**RECORDS SUPPLIED:**
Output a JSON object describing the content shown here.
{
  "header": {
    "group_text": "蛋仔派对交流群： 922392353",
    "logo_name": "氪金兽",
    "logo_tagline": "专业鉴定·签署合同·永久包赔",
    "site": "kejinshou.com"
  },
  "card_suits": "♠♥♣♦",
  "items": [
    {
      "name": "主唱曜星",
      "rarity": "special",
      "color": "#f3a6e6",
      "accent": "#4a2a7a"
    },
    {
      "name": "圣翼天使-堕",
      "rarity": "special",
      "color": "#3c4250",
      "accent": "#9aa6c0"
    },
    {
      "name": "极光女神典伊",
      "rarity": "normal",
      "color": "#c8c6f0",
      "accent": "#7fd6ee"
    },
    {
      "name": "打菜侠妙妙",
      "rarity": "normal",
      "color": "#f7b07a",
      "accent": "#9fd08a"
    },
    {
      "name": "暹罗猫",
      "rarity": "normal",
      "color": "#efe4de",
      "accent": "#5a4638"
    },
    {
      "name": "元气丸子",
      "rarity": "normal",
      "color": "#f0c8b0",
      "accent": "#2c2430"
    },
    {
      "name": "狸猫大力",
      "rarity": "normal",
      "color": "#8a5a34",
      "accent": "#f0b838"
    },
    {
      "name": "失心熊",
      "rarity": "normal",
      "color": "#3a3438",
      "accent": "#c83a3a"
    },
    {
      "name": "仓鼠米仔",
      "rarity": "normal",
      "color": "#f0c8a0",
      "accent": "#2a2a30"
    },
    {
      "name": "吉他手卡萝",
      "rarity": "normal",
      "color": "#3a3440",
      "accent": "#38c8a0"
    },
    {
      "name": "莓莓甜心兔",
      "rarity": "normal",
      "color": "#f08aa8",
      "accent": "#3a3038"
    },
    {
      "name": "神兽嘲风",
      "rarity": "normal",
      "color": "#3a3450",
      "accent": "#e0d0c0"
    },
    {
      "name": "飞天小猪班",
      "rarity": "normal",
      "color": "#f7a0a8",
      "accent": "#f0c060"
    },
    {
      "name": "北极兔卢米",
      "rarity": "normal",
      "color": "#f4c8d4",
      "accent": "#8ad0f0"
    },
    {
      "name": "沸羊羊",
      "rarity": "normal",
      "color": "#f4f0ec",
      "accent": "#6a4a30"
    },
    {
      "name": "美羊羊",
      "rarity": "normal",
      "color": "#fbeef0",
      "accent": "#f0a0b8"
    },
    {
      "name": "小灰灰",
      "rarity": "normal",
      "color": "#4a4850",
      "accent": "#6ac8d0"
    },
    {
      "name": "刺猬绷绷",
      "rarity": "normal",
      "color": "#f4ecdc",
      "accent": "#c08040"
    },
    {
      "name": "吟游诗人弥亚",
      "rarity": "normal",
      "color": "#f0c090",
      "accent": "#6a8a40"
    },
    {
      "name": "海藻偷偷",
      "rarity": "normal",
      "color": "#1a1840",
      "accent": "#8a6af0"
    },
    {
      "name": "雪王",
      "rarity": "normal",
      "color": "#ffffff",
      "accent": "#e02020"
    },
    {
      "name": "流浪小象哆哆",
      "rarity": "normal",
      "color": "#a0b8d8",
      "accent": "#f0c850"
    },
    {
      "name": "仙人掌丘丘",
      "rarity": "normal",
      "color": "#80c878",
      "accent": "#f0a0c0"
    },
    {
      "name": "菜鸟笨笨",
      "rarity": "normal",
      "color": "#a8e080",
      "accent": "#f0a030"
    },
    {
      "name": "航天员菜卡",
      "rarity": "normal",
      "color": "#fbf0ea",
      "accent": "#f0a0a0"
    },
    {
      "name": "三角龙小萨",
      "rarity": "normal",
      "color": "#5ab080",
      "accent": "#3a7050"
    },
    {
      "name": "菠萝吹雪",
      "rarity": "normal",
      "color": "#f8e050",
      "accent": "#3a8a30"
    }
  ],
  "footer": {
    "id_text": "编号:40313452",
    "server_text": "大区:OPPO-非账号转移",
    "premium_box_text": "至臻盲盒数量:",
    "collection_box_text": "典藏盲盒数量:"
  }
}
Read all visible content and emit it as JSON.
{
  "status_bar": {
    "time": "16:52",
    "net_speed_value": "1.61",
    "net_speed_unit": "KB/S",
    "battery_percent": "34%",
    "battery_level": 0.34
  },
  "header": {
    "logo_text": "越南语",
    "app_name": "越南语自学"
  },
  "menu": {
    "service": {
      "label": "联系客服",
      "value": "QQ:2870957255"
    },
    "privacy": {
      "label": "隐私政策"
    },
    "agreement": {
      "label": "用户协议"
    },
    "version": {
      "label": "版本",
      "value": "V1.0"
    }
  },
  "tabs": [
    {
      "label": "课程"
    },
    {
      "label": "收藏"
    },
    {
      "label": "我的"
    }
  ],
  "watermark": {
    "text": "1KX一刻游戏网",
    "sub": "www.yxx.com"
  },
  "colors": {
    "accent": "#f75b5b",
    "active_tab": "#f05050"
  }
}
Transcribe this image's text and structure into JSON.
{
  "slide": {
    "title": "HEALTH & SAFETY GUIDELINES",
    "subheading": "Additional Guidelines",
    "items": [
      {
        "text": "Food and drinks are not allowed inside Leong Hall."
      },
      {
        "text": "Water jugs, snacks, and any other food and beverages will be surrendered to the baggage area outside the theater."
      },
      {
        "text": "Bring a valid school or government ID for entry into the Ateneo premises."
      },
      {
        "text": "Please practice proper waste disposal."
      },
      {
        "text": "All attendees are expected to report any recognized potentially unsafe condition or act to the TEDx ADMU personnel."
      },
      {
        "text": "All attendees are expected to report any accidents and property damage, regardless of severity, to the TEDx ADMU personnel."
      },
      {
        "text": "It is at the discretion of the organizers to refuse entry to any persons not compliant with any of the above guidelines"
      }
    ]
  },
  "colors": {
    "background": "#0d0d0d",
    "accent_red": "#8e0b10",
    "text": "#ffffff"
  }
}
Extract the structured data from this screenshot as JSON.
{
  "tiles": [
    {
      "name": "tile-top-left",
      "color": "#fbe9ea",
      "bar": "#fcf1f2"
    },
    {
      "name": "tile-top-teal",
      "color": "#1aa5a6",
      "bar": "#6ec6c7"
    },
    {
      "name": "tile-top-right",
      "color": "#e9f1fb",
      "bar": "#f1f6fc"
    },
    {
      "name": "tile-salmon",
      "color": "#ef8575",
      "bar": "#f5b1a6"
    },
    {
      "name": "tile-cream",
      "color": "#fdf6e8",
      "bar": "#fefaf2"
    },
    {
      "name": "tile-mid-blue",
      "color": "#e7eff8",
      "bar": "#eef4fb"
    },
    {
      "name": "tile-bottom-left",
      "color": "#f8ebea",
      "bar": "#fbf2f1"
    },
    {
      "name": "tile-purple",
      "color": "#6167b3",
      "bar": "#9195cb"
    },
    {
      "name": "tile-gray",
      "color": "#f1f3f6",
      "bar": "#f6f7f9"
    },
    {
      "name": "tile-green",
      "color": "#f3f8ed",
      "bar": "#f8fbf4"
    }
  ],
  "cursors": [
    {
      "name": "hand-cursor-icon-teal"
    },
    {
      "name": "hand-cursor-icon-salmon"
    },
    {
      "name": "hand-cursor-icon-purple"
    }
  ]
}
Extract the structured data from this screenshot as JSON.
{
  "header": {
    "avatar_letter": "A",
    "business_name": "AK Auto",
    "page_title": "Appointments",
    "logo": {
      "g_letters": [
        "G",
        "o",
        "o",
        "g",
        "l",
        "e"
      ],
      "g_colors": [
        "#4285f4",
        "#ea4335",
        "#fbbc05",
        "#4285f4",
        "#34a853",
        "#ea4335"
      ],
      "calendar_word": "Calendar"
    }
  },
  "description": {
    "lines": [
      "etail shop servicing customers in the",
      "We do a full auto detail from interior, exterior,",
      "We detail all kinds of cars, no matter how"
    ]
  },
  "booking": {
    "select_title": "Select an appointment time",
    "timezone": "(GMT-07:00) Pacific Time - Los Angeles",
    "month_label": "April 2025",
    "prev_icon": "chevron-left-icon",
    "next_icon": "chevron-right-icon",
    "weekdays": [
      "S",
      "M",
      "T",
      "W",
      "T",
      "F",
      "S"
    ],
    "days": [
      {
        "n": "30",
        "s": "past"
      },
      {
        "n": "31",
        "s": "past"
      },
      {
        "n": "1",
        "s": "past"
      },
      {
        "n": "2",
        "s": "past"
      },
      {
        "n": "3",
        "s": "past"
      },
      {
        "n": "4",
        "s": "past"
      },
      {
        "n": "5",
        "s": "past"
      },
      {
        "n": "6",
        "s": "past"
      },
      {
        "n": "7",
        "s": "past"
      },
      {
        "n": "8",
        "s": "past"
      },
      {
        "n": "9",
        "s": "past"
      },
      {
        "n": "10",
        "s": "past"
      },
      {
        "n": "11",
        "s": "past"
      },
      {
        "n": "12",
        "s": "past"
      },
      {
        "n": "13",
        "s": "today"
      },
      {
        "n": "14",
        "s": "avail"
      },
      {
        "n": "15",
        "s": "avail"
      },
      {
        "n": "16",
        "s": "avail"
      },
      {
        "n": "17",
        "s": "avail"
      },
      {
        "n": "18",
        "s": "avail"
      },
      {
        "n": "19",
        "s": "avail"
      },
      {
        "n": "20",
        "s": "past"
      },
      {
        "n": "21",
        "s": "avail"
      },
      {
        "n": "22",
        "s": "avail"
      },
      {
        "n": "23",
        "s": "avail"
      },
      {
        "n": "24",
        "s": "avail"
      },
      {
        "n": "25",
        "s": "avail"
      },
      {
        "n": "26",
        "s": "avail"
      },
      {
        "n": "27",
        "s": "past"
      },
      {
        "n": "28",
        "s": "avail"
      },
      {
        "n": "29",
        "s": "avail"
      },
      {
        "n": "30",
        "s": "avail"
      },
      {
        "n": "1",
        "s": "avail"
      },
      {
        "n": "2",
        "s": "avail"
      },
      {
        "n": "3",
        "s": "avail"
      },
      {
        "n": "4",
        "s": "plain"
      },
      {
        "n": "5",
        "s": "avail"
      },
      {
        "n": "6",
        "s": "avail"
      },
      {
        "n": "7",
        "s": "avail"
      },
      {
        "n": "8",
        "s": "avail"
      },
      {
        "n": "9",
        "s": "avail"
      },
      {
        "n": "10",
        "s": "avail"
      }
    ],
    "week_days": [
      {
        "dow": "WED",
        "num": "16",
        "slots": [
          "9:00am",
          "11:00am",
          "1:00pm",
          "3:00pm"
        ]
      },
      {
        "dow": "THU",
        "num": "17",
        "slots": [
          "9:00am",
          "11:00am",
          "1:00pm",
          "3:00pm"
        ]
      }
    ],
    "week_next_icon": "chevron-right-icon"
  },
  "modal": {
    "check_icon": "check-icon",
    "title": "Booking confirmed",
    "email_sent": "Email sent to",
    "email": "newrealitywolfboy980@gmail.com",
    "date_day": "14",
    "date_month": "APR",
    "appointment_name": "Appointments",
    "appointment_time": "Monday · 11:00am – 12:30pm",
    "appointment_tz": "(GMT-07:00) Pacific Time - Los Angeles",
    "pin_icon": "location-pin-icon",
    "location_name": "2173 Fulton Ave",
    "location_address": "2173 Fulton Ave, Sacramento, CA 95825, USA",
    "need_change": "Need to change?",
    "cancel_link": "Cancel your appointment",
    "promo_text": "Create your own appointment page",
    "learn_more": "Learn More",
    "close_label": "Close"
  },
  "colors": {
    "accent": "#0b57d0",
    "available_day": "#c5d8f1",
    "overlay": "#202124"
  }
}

**WHAT TO DO:** Pick each line holding the word "icon" out of the listing.

**RESULT OF THIS EXERCISE:**
      "name": "hand-cursor-icon-teal"
      "name": "hand-cursor-icon-salmon"
      "name": "hand-cursor-icon-purple"
    "prev_icon": "chevron-left-icon",
    "next_icon": "chevron-right-icon",
    "week_next_icon": "chevron-right-icon"
    "check_icon": "check-icon",
    "pin_icon": "location-pin-icon",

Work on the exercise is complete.